| Aim of the exercise |
Find the lines with "have" in them and copy them out.
□ □ □
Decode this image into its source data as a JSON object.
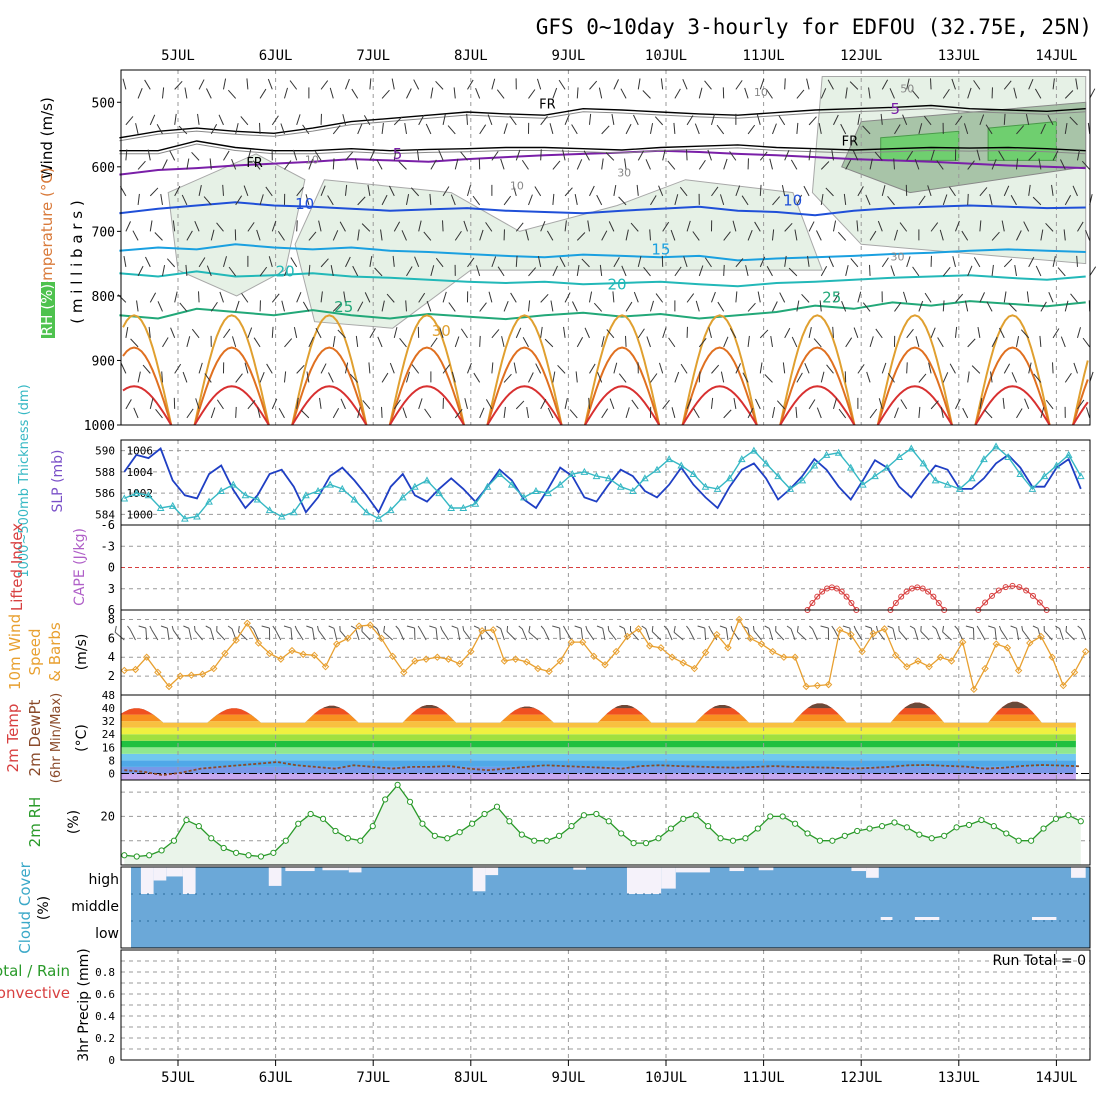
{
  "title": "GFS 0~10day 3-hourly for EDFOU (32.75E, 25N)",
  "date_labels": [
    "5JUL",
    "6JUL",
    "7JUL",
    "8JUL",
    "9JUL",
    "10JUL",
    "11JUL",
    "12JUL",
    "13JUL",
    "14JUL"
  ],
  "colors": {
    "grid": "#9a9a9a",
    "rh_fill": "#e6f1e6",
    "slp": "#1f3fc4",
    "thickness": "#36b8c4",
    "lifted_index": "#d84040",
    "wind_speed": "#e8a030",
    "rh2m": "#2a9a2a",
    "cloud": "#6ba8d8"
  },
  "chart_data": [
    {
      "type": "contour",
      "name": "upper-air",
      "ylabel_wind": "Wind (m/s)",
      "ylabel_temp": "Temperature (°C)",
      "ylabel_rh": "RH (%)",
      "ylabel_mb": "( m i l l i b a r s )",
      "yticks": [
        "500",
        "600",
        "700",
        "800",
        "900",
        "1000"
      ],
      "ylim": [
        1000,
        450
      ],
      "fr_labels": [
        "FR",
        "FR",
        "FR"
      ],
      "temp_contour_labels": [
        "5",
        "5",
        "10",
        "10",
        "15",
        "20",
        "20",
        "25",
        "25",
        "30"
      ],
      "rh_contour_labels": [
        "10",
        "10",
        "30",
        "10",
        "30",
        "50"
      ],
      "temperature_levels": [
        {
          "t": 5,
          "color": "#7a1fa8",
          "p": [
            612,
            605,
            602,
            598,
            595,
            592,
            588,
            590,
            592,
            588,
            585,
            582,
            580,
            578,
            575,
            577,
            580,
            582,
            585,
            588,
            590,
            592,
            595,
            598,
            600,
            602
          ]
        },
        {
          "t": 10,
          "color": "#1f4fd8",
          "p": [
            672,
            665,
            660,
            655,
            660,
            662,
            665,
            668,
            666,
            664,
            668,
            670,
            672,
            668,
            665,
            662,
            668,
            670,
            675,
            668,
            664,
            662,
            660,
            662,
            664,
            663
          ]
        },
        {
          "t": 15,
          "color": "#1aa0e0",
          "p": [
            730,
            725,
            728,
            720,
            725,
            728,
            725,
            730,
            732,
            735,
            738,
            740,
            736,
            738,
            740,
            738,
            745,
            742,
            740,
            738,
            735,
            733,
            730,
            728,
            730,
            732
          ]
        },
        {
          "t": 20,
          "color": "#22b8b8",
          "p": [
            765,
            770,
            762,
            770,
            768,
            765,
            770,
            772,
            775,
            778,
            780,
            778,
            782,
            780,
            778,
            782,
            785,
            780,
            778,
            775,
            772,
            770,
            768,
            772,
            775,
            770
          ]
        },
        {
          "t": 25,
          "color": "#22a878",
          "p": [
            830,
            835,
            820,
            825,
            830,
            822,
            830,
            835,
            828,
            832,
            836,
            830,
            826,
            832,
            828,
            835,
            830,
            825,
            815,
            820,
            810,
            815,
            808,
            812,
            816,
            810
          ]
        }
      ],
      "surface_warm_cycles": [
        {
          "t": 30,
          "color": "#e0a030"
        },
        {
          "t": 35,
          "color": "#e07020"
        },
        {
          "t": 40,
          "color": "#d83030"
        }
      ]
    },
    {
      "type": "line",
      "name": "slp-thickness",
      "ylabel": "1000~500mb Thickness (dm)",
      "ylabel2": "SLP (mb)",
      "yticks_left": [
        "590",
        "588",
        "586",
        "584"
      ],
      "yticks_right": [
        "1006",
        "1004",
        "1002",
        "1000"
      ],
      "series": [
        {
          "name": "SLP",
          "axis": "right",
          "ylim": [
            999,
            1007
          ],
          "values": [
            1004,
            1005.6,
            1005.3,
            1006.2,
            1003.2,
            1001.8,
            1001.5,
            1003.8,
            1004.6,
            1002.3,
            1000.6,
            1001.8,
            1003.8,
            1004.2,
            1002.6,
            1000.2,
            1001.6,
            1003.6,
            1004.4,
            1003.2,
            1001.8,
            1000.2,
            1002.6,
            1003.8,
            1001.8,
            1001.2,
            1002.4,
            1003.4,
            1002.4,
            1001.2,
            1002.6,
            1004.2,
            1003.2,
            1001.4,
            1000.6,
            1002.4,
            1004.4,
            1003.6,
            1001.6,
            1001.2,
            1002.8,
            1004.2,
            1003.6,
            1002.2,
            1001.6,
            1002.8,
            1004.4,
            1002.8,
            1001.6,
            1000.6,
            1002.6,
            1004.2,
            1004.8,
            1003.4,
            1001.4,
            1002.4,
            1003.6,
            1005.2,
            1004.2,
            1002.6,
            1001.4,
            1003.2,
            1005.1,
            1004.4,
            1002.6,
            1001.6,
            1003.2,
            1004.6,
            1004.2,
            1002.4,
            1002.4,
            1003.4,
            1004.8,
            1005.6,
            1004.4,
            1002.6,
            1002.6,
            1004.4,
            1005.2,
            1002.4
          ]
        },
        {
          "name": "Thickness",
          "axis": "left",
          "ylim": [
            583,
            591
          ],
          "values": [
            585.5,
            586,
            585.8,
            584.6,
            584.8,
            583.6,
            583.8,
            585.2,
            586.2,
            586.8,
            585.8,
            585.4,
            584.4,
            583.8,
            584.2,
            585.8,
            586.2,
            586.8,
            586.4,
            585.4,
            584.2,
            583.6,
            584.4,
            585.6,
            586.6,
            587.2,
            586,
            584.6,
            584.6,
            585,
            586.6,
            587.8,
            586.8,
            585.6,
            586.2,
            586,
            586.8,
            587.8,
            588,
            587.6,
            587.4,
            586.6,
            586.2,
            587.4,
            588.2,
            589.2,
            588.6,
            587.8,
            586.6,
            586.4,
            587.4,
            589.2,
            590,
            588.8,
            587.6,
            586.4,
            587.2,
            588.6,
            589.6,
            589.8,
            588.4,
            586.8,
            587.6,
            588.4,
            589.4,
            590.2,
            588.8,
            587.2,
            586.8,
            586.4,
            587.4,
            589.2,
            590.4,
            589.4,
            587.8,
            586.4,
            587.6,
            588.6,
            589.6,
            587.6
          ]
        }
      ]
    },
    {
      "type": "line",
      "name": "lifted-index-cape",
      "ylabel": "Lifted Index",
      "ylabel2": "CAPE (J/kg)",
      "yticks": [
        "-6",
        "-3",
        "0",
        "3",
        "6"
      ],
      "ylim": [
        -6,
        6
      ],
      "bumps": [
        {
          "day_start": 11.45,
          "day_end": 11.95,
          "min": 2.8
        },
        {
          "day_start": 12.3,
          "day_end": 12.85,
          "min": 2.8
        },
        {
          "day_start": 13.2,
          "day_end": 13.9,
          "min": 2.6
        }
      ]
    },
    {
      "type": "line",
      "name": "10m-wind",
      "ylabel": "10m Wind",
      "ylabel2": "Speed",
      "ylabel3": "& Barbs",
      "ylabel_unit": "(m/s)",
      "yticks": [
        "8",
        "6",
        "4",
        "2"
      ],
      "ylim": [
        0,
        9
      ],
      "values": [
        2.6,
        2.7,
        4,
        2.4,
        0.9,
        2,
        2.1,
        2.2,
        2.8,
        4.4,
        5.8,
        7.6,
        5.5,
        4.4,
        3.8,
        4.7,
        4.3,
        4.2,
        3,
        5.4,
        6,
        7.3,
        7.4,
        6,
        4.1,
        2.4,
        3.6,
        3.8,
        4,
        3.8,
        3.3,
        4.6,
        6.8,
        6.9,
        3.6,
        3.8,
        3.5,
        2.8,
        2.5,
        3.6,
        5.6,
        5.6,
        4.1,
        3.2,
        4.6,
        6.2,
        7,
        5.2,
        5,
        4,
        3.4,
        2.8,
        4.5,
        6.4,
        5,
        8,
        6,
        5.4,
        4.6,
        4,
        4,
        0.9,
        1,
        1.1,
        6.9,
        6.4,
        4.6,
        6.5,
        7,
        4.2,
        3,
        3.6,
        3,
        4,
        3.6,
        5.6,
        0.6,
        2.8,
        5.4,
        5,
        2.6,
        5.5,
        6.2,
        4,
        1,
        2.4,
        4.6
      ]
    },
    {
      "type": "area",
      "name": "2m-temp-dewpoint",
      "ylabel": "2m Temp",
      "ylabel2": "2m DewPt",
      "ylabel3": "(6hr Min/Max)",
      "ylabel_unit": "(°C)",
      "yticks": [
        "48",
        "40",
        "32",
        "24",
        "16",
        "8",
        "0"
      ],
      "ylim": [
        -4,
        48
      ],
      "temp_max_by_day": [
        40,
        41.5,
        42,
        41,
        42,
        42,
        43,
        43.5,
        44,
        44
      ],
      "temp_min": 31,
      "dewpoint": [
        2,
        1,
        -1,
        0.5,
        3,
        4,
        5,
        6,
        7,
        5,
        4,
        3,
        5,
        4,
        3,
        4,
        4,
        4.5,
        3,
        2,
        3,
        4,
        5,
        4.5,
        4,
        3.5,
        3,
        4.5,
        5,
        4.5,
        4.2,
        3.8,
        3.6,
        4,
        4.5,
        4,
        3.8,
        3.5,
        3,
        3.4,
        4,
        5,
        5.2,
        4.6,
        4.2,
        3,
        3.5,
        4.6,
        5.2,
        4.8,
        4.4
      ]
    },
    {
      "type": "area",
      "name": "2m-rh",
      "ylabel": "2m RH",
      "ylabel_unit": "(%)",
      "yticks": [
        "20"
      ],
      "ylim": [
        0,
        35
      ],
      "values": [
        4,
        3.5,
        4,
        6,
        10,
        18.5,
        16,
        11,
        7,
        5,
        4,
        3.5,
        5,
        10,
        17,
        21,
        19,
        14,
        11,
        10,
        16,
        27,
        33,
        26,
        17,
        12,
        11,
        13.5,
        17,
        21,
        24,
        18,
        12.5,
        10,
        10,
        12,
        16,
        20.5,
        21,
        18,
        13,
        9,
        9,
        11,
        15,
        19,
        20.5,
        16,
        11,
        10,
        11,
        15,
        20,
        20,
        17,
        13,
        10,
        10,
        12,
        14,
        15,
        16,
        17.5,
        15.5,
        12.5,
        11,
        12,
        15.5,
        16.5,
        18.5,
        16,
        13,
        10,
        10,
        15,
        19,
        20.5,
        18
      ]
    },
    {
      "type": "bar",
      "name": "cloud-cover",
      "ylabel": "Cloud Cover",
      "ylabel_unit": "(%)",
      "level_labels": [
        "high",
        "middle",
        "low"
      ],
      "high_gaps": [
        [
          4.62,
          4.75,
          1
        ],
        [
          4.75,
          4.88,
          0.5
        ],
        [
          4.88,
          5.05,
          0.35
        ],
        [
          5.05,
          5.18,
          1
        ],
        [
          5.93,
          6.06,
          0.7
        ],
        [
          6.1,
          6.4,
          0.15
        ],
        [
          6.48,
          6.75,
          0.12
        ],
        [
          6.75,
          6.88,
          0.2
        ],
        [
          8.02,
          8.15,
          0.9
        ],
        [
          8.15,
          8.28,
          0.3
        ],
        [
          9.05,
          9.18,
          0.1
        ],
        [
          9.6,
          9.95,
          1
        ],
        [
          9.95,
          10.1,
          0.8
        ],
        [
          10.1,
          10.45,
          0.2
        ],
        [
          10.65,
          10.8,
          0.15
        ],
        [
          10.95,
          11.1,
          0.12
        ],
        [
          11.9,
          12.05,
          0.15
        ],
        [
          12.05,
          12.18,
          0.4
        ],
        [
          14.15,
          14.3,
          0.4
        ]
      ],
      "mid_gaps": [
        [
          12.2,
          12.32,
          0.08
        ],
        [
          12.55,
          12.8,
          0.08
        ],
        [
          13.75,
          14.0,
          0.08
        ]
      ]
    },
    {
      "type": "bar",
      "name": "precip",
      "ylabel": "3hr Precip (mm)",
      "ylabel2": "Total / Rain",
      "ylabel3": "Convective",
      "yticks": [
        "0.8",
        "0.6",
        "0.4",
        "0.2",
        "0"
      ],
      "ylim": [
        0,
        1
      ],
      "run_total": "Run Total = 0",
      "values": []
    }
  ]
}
□ □ □
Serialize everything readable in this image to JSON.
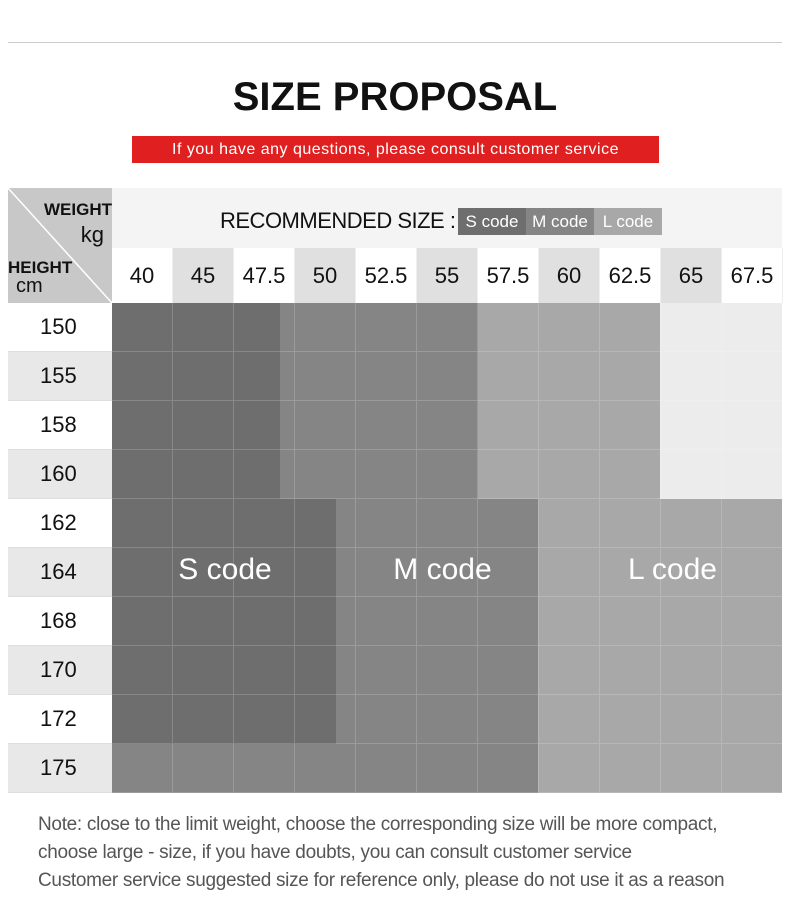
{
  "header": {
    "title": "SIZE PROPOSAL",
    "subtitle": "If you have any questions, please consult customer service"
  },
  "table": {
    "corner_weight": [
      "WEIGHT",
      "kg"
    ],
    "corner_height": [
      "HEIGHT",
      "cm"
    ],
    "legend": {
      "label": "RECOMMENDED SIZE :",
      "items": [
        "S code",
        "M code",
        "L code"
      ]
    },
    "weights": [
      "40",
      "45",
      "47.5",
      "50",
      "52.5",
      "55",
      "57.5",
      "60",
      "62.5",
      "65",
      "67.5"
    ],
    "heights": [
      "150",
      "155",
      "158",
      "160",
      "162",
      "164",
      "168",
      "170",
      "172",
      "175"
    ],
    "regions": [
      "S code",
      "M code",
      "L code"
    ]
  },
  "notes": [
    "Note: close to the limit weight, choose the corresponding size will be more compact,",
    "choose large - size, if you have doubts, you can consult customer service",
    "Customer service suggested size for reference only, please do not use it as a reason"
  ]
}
□ □ □
| Result of the exercise |
    "subtitle": "If you have any questions, please consult customer service"
    "choose large - size, if you have doubts, you can consult customer service",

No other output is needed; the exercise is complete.